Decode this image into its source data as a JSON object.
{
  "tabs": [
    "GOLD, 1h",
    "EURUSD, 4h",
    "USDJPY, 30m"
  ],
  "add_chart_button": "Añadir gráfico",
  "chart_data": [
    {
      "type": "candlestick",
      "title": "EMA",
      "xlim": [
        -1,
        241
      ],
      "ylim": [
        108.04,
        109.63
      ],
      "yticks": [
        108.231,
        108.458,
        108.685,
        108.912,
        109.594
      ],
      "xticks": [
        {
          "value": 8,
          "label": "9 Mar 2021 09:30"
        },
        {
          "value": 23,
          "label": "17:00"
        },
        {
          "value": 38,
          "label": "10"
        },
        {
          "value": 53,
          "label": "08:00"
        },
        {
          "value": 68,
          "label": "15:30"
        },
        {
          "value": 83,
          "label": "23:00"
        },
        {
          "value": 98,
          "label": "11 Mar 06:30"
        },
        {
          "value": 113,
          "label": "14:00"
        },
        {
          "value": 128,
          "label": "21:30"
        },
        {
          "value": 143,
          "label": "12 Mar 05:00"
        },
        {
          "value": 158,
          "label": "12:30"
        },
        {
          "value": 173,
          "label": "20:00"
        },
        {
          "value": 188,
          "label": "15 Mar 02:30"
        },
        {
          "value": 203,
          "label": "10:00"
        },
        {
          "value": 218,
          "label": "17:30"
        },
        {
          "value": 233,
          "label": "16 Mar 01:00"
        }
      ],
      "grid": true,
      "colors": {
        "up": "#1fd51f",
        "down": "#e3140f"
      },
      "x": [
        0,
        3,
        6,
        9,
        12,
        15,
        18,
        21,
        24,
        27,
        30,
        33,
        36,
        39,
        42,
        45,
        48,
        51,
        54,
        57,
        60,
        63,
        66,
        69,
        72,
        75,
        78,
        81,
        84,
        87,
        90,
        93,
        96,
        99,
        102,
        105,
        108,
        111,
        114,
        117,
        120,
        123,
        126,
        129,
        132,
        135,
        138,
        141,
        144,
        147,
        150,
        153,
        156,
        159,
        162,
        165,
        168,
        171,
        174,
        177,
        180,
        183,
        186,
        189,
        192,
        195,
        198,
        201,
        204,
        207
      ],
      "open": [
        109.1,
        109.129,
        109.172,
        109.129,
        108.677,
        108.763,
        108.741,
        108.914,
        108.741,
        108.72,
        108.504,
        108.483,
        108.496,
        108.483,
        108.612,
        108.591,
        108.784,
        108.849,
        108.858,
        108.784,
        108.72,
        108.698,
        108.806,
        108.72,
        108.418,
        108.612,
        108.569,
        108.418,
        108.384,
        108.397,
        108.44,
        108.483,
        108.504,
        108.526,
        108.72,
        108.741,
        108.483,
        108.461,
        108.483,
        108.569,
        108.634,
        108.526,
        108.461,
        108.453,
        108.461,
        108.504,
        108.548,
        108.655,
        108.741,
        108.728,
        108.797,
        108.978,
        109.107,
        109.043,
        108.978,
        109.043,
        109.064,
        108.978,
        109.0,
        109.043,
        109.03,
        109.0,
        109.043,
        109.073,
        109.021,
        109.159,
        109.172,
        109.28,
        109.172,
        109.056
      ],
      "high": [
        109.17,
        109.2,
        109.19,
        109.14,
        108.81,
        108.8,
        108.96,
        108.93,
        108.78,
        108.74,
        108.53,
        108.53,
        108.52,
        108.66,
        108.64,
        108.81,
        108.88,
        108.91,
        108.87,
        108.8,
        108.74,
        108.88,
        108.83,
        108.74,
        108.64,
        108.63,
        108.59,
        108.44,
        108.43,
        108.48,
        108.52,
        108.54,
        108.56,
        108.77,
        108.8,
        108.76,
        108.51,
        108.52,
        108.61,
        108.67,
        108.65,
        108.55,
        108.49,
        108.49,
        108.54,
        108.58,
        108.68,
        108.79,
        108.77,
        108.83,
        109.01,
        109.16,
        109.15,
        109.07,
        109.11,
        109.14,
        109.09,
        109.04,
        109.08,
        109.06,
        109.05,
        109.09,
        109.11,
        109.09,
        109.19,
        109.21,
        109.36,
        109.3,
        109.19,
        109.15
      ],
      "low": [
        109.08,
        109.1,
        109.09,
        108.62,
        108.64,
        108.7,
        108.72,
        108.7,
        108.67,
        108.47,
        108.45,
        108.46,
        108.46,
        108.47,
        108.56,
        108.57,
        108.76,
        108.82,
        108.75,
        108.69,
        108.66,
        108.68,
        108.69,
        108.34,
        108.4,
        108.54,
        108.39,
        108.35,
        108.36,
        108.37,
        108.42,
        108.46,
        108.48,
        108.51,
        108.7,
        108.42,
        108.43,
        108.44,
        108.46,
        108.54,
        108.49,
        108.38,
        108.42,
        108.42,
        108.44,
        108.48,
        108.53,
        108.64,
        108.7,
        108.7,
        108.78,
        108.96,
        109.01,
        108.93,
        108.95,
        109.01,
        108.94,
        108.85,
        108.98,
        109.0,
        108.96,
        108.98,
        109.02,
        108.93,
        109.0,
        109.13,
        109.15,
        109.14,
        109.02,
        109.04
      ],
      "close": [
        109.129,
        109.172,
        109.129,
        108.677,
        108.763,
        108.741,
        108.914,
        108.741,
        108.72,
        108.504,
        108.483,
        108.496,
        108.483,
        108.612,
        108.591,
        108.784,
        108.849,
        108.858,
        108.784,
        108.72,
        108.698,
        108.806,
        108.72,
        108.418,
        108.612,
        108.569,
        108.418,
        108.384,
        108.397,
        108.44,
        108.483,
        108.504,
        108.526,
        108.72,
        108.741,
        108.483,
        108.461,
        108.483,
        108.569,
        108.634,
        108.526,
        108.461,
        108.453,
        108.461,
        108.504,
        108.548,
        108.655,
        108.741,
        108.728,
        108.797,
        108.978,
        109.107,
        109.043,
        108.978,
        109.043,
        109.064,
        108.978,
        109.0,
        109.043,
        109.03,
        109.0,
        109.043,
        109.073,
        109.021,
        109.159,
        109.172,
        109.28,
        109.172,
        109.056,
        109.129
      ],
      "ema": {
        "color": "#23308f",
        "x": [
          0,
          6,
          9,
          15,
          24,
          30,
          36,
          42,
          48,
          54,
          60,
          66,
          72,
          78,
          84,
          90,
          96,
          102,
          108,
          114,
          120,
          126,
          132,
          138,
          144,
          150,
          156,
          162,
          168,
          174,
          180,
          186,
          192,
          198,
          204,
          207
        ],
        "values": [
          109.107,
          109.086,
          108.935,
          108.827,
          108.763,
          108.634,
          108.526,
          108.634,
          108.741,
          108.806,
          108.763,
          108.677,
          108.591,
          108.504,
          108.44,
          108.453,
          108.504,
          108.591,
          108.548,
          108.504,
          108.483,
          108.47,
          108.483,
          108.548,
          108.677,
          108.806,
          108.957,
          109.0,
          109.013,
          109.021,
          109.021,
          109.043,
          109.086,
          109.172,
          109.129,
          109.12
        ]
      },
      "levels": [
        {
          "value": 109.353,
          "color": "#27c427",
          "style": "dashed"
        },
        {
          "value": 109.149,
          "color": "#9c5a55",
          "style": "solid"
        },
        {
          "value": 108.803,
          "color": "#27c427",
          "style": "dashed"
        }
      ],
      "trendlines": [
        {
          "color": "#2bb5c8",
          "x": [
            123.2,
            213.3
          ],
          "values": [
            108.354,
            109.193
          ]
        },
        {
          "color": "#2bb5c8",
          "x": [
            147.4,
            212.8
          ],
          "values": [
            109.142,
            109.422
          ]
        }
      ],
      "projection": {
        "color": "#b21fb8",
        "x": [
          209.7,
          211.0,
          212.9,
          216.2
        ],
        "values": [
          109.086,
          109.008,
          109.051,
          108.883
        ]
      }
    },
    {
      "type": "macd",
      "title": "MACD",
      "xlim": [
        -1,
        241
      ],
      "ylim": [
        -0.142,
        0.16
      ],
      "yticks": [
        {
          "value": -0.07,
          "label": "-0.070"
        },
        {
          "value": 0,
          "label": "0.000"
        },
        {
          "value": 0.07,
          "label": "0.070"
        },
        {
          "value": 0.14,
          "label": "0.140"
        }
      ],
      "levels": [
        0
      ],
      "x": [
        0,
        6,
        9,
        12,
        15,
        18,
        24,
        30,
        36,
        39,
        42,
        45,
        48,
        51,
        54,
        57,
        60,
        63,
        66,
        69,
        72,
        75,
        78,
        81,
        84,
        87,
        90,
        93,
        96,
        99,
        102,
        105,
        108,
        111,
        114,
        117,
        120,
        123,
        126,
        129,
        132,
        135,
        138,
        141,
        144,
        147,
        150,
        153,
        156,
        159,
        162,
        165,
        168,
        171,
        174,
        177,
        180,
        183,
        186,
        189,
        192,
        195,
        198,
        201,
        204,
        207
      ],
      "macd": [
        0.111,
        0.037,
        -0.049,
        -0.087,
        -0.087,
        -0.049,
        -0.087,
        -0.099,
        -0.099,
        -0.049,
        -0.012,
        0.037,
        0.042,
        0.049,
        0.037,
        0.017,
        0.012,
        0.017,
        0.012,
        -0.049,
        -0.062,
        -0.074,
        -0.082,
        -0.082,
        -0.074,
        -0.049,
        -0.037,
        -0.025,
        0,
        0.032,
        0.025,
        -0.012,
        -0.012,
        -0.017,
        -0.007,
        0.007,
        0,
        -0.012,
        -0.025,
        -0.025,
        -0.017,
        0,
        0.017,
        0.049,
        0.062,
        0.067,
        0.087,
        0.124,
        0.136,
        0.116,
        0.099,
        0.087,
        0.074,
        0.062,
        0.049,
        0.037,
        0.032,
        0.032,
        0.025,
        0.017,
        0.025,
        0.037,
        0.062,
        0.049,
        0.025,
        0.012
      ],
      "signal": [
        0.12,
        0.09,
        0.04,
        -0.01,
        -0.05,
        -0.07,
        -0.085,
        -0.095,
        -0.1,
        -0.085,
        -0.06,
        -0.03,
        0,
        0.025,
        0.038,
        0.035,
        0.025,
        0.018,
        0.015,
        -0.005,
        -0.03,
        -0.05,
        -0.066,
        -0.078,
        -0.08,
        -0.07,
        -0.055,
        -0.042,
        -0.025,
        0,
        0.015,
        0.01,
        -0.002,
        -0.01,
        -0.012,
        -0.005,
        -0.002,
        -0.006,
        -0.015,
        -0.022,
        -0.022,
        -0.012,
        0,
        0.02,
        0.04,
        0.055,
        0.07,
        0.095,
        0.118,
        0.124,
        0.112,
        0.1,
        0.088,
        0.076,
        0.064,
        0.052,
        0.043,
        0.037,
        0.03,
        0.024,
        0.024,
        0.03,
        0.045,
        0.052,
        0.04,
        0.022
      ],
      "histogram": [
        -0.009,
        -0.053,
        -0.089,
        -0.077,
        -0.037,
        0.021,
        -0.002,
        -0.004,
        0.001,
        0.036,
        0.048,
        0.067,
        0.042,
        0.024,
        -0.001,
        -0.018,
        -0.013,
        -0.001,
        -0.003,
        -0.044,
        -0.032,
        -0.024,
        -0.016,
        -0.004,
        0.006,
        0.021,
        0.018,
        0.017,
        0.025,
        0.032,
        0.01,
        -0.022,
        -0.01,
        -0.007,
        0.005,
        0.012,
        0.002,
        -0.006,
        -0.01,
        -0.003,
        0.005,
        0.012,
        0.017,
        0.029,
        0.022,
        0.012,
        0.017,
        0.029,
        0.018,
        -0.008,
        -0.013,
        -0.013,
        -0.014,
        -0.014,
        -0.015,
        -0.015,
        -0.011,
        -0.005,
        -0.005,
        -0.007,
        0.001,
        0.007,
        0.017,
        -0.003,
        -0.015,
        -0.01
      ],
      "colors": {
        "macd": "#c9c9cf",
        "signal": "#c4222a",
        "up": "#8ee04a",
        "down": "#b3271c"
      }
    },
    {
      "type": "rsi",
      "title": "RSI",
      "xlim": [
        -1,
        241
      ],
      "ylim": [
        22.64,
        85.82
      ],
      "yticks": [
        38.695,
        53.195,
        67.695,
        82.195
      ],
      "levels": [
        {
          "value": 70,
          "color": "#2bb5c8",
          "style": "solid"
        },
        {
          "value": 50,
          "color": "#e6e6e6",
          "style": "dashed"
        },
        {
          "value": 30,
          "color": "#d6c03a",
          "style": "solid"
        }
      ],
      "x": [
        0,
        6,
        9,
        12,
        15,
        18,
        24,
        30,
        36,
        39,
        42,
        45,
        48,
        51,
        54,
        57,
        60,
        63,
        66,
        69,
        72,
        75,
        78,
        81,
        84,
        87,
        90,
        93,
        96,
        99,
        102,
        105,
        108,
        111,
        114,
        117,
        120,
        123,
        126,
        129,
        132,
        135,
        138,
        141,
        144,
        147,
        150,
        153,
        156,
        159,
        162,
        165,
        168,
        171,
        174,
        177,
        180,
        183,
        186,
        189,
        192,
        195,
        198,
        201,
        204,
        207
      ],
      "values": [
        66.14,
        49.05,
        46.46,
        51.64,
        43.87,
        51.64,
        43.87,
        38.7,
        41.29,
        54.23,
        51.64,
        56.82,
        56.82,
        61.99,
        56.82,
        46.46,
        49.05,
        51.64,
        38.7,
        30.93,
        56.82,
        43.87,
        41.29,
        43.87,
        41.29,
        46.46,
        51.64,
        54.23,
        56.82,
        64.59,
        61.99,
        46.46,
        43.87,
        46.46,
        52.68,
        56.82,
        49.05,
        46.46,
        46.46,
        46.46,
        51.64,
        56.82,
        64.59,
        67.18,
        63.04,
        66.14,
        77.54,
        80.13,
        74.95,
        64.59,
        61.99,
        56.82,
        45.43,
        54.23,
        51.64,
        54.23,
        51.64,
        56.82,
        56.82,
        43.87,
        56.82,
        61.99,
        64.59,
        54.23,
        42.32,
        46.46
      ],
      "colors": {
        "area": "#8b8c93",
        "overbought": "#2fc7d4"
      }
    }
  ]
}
────────────────
▶ Problem to solve: Wherever the string "type" appears in the entries above, list that line.

▶ Expected output:
      "type": "candlestick",
      "type": "macd",
      "type": "rsi",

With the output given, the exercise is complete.